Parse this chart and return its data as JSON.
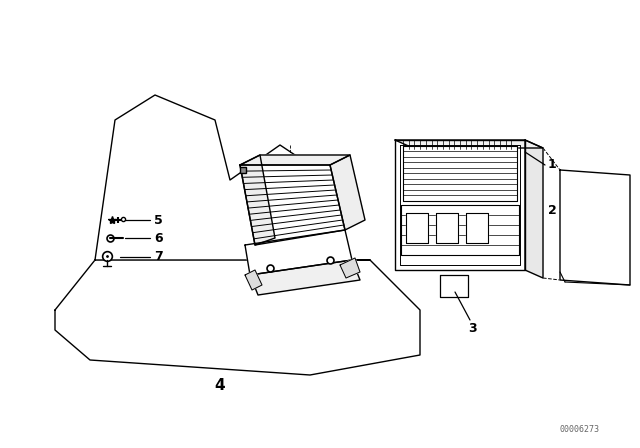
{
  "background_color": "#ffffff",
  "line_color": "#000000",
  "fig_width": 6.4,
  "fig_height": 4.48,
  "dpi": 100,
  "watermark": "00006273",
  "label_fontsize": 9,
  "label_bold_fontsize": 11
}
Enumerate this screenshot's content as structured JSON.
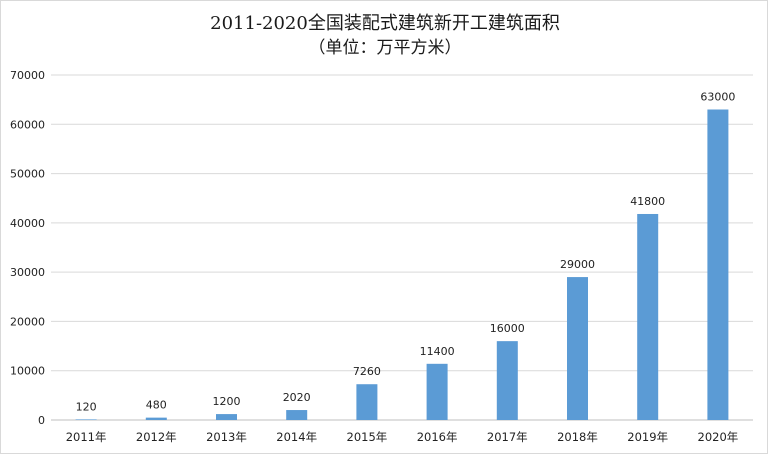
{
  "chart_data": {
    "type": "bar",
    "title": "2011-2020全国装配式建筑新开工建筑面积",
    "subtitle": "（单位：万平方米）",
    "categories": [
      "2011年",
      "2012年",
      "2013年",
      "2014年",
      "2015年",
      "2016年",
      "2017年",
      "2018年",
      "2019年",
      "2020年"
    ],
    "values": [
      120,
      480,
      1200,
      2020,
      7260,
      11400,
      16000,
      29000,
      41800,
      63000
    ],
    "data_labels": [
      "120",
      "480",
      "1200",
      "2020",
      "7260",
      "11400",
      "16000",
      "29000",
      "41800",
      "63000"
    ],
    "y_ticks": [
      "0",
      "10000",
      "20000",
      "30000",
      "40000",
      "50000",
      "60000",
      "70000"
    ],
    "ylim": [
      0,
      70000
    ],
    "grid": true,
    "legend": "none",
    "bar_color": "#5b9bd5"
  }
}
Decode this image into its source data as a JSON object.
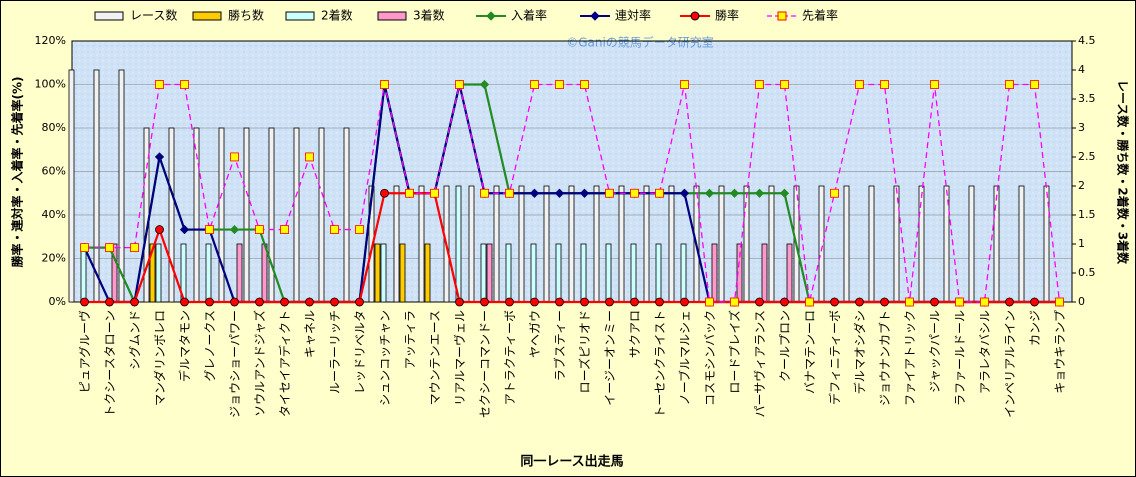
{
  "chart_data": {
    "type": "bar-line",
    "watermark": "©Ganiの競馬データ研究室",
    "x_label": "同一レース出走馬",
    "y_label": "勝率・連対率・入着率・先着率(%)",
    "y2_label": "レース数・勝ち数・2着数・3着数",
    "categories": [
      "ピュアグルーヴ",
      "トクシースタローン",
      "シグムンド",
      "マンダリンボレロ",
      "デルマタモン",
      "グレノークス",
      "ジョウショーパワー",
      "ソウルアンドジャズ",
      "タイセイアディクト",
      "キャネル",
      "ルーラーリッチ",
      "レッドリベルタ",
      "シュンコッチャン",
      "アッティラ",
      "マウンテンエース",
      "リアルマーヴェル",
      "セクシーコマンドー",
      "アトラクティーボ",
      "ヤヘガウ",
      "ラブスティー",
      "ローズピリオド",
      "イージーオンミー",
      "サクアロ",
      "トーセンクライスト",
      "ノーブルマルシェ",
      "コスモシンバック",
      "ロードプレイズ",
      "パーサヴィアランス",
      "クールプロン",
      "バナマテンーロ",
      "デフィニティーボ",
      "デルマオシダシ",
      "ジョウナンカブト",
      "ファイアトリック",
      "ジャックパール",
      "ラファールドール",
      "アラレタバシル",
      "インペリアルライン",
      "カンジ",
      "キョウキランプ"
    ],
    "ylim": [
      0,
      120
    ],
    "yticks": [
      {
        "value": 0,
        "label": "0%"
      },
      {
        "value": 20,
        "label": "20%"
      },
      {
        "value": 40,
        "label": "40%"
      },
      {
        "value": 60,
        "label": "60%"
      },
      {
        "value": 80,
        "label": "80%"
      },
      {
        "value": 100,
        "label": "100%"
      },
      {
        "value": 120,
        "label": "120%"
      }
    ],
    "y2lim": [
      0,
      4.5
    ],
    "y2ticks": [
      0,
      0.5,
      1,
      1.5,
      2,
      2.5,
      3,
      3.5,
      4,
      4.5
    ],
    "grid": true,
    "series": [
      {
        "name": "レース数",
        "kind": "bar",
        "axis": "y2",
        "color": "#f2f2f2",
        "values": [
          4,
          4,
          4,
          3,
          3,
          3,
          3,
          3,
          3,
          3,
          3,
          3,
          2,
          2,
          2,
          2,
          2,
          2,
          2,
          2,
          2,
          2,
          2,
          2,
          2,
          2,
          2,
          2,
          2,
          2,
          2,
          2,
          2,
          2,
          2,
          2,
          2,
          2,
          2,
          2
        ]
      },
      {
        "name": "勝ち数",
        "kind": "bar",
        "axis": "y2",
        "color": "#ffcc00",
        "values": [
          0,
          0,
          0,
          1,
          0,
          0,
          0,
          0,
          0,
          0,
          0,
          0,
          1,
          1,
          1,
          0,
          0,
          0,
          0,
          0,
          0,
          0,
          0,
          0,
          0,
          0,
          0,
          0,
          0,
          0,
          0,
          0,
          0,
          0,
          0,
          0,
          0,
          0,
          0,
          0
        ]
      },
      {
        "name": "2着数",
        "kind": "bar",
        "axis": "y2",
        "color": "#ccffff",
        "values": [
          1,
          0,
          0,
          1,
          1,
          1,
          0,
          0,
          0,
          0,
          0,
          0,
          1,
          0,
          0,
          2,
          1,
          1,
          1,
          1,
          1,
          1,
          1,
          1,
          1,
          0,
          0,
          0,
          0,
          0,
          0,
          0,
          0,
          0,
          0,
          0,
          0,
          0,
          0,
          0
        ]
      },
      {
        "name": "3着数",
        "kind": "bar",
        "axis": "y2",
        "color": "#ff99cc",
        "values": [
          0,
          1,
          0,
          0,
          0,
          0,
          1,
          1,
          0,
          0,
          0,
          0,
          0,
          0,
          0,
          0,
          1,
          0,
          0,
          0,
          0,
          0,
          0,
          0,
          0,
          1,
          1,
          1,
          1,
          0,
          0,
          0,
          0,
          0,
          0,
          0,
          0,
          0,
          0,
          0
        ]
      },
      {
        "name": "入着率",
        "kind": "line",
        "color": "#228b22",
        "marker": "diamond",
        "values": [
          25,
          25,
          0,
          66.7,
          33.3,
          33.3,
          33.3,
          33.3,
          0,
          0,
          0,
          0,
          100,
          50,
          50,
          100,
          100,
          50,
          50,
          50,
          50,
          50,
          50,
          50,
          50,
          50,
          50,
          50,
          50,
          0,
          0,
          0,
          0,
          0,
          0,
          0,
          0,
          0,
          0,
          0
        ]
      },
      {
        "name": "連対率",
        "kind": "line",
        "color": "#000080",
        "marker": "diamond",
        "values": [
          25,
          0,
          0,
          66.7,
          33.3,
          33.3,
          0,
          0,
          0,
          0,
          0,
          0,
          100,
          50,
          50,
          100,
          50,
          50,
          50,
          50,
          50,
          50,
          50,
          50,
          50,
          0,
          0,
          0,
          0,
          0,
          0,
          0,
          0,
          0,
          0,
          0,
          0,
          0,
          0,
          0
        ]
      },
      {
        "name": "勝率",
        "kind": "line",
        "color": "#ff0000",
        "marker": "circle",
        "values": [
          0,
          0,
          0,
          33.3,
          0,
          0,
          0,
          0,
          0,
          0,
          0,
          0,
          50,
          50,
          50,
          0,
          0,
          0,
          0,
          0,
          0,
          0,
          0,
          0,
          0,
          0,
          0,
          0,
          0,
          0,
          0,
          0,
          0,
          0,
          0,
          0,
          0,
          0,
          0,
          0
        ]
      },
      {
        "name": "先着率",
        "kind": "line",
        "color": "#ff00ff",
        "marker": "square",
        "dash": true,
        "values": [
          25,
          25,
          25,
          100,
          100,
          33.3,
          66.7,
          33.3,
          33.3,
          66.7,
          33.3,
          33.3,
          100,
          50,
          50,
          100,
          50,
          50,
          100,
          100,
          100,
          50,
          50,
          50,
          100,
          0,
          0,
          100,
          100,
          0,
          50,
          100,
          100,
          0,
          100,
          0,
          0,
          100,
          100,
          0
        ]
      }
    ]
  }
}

...

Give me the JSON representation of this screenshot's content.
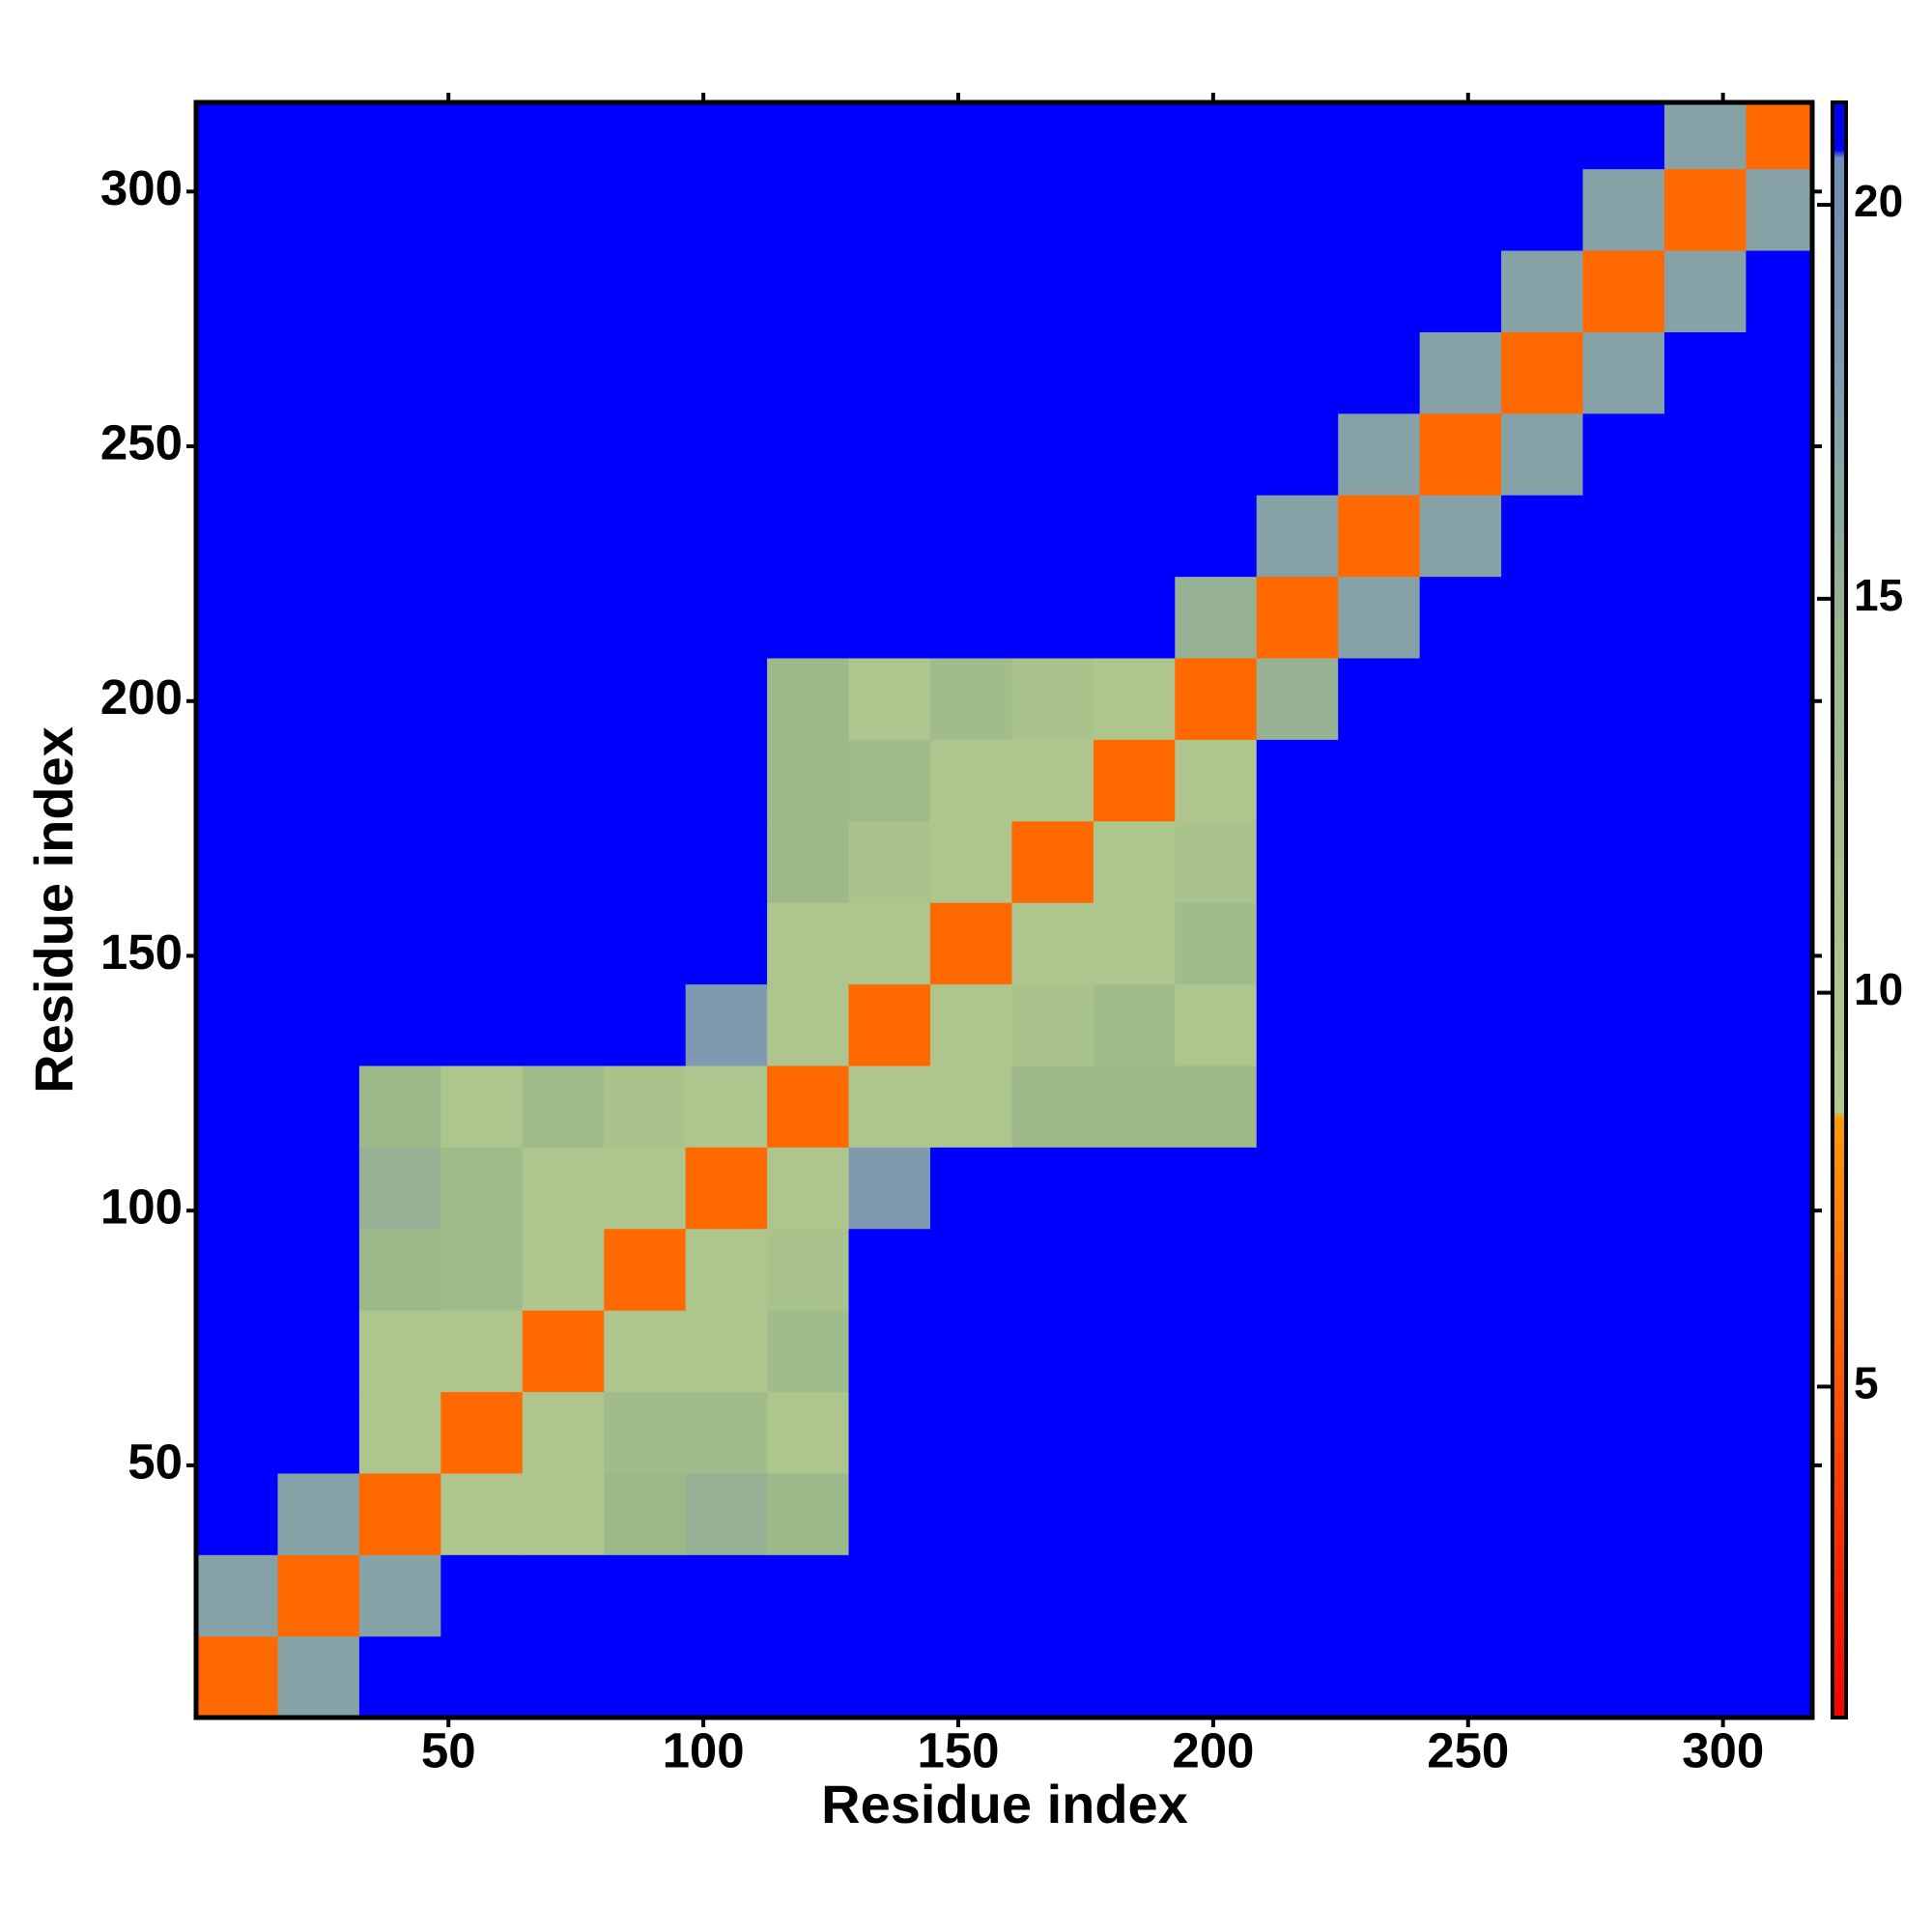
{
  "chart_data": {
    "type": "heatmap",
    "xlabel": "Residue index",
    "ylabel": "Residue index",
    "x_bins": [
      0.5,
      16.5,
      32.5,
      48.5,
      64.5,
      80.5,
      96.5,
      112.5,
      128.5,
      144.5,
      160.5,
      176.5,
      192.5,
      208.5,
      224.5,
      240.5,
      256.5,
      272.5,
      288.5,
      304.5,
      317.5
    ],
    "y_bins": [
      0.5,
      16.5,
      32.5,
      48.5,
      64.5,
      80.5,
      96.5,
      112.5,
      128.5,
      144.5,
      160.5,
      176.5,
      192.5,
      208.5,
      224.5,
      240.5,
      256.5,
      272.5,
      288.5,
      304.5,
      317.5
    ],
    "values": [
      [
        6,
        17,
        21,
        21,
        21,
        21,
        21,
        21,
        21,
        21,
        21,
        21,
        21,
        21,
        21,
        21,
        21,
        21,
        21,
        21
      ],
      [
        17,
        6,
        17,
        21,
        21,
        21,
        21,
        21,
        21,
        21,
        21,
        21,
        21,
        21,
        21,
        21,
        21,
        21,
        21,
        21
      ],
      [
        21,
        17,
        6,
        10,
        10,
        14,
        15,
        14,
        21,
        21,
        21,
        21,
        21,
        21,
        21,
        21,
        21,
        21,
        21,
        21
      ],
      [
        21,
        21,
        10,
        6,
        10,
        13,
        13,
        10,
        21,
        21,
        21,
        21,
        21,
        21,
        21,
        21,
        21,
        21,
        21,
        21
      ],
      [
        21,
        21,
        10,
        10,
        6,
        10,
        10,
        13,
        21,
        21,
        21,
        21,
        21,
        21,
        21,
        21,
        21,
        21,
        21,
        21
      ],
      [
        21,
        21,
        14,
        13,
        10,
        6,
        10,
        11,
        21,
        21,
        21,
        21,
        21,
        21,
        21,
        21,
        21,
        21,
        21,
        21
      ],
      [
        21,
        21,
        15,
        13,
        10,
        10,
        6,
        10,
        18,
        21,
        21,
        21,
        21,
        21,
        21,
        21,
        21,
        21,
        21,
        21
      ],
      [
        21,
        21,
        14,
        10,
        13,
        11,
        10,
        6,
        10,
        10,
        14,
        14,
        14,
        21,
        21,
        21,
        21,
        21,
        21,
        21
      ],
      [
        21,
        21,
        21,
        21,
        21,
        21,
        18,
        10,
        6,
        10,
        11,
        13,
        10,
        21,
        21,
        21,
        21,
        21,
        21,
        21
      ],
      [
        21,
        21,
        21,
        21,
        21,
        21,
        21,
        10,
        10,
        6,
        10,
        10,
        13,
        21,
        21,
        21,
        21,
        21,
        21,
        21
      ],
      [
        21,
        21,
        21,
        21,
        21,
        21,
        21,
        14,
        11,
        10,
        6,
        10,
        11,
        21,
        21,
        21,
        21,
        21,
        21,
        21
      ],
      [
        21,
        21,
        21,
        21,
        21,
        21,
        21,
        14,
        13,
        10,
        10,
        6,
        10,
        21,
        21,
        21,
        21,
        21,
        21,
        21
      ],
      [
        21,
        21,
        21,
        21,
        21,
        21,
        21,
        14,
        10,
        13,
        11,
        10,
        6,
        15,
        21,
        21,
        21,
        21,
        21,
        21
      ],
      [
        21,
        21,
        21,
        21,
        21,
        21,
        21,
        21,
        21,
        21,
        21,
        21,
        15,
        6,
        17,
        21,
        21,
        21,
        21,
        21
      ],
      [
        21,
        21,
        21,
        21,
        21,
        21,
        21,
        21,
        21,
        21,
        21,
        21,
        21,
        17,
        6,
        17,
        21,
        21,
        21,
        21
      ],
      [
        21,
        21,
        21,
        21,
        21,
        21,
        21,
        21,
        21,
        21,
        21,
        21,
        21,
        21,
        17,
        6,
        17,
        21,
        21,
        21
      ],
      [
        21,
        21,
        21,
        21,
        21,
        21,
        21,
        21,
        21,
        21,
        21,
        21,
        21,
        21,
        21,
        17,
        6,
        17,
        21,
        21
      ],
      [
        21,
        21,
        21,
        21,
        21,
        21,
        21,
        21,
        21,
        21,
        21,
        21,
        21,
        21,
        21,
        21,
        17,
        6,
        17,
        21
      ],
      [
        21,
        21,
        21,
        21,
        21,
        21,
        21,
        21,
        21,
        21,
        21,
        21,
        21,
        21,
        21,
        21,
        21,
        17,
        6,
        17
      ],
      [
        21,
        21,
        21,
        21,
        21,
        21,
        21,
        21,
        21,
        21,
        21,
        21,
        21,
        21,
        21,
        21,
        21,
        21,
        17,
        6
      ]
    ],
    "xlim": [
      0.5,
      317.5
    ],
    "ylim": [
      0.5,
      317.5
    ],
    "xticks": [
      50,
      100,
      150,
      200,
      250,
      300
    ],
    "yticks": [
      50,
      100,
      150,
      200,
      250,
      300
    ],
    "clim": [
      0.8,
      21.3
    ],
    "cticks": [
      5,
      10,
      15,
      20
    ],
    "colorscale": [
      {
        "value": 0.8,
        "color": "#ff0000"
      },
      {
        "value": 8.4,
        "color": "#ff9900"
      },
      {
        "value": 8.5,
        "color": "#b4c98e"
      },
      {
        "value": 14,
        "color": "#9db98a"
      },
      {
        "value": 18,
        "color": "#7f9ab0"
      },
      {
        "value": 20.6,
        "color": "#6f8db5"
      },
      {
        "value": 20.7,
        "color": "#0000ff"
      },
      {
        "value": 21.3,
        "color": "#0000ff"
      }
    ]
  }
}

_Exercise description_
Search the entries for "JSON" and copy out each line that has it.

_Problem solution_
Parse this chart and return its data as JSON.
Enumerate this screenshot's content as structured JSON.
Decode this image into its source data as a JSON object.
Give me the JSON representation of this screenshot's content.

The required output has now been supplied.